Records from a collection
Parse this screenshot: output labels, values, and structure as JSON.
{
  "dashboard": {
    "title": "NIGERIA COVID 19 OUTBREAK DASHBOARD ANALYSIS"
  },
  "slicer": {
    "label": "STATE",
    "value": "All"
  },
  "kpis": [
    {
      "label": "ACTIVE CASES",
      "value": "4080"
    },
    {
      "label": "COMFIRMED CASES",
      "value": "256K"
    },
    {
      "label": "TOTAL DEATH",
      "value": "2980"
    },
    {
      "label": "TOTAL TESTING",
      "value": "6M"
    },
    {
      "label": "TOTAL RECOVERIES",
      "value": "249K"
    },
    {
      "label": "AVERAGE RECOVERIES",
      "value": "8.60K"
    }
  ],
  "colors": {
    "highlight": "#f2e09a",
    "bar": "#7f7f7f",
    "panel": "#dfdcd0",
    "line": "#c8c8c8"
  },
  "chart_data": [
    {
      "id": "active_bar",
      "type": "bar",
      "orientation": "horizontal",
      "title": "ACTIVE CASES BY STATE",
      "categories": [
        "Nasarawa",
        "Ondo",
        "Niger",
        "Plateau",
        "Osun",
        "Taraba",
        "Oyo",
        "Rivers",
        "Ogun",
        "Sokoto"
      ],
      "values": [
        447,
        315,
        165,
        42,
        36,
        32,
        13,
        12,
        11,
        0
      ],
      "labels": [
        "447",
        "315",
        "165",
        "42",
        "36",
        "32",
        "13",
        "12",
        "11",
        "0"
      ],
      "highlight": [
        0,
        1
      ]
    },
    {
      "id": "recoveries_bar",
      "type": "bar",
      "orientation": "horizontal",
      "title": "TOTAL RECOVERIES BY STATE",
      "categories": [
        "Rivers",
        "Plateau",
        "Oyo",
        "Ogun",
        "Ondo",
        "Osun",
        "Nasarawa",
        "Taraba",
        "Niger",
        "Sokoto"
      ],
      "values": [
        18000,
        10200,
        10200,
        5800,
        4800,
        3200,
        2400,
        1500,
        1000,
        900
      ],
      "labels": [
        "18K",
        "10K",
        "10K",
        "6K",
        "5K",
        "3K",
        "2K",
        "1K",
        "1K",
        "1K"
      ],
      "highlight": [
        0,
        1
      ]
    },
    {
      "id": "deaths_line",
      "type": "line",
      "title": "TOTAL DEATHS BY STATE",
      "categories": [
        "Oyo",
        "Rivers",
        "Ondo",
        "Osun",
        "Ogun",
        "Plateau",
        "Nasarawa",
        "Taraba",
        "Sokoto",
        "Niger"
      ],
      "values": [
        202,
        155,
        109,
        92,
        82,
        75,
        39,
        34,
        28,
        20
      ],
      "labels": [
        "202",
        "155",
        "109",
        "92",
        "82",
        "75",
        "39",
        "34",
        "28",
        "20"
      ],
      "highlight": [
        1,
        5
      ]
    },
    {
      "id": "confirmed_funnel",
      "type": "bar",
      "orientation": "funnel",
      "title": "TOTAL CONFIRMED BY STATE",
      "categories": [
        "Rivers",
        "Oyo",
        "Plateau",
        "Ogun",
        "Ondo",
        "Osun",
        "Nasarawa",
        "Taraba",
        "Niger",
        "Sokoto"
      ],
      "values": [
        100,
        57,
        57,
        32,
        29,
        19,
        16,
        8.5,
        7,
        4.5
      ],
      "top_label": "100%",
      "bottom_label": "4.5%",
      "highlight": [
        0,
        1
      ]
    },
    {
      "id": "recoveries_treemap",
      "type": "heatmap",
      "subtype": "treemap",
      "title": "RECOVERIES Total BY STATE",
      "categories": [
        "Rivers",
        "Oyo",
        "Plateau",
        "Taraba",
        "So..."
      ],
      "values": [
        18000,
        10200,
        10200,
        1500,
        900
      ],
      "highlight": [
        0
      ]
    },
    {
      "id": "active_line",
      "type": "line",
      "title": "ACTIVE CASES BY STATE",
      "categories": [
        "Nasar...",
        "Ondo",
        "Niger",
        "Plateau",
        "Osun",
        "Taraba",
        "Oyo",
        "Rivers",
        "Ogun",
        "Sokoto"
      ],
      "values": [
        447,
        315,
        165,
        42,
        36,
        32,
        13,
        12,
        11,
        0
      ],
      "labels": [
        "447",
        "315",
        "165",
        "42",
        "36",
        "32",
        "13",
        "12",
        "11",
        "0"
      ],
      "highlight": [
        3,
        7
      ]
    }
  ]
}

**GIVEN EXERCISE:** Restate the whole of the material exactly.

**RESULT OF THIS TASK:**
Parse this screenshot: output labels, values, and structure as JSON.
{
  "dashboard": {
    "title": "NIGERIA COVID 19 OUTBREAK DASHBOARD ANALYSIS"
  },
  "slicer": {
    "label": "STATE",
    "value": "All"
  },
  "kpis": [
    {
      "label": "ACTIVE CASES",
      "value": "4080"
    },
    {
      "label": "COMFIRMED CASES",
      "value": "256K"
    },
    {
      "label": "TOTAL DEATH",
      "value": "2980"
    },
    {
      "label": "TOTAL TESTING",
      "value": "6M"
    },
    {
      "label": "TOTAL RECOVERIES",
      "value": "249K"
    },
    {
      "label": "AVERAGE RECOVERIES",
      "value": "8.60K"
    }
  ],
  "colors": {
    "highlight": "#f2e09a",
    "bar": "#7f7f7f",
    "panel": "#dfdcd0",
    "line": "#c8c8c8"
  },
  "chart_data": [
    {
      "id": "active_bar",
      "type": "bar",
      "orientation": "horizontal",
      "title": "ACTIVE CASES BY STATE",
      "categories": [
        "Nasarawa",
        "Ondo",
        "Niger",
        "Plateau",
        "Osun",
        "Taraba",
        "Oyo",
        "Rivers",
        "Ogun",
        "Sokoto"
      ],
      "values": [
        447,
        315,
        165,
        42,
        36,
        32,
        13,
        12,
        11,
        0
      ],
      "labels": [
        "447",
        "315",
        "165",
        "42",
        "36",
        "32",
        "13",
        "12",
        "11",
        "0"
      ],
      "highlight": [
        0,
        1
      ]
    },
    {
      "id": "recoveries_bar",
      "type": "bar",
      "orientation": "horizontal",
      "title": "TOTAL RECOVERIES BY STATE",
      "categories": [
        "Rivers",
        "Plateau",
        "Oyo",
        "Ogun",
        "Ondo",
        "Osun",
        "Nasarawa",
        "Taraba",
        "Niger",
        "Sokoto"
      ],
      "values": [
        18000,
        10200,
        10200,
        5800,
        4800,
        3200,
        2400,
        1500,
        1000,
        900
      ],
      "labels": [
        "18K",
        "10K",
        "10K",
        "6K",
        "5K",
        "3K",
        "2K",
        "1K",
        "1K",
        "1K"
      ],
      "highlight": [
        0,
        1
      ]
    },
    {
      "id": "deaths_line",
      "type": "line",
      "title": "TOTAL DEATHS BY STATE",
      "categories": [
        "Oyo",
        "Rivers",
        "Ondo",
        "Osun",
        "Ogun",
        "Plateau",
        "Nasarawa",
        "Taraba",
        "Sokoto",
        "Niger"
      ],
      "values": [
        202,
        155,
        109,
        92,
        82,
        75,
        39,
        34,
        28,
        20
      ],
      "labels": [
        "202",
        "155",
        "109",
        "92",
        "82",
        "75",
        "39",
        "34",
        "28",
        "20"
      ],
      "highlight": [
        1,
        5
      ]
    },
    {
      "id": "confirmed_funnel",
      "type": "bar",
      "orientation": "funnel",
      "title": "TOTAL CONFIRMED BY STATE",
      "categories": [
        "Rivers",
        "Oyo",
        "Plateau",
        "Ogun",
        "Ondo",
        "Osun",
        "Nasarawa",
        "Taraba",
        "Niger",
        "Sokoto"
      ],
      "values": [
        100,
        57,
        57,
        32,
        29,
        19,
        16,
        8.5,
        7,
        4.5
      ],
      "top_label": "100%",
      "bottom_label": "4.5%",
      "highlight": [
        0,
        1
      ]
    },
    {
      "id": "recoveries_treemap",
      "type": "heatmap",
      "subtype": "treemap",
      "title": "RECOVERIES Total BY STATE",
      "categories": [
        "Rivers",
        "Oyo",
        "Plateau",
        "Taraba",
        "So..."
      ],
      "values": [
        18000,
        10200,
        10200,
        1500,
        900
      ],
      "highlight": [
        0
      ]
    },
    {
      "id": "active_line",
      "type": "line",
      "title": "ACTIVE CASES BY STATE",
      "categories": [
        "Nasar...",
        "Ondo",
        "Niger",
        "Plateau",
        "Osun",
        "Taraba",
        "Oyo",
        "Rivers",
        "Ogun",
        "Sokoto"
      ],
      "values": [
        447,
        315,
        165,
        42,
        36,
        32,
        13,
        12,
        11,
        0
      ],
      "labels": [
        "447",
        "315",
        "165",
        "42",
        "36",
        "32",
        "13",
        "12",
        "11",
        "0"
      ],
      "highlight": [
        3,
        7
      ]
    }
  ]
}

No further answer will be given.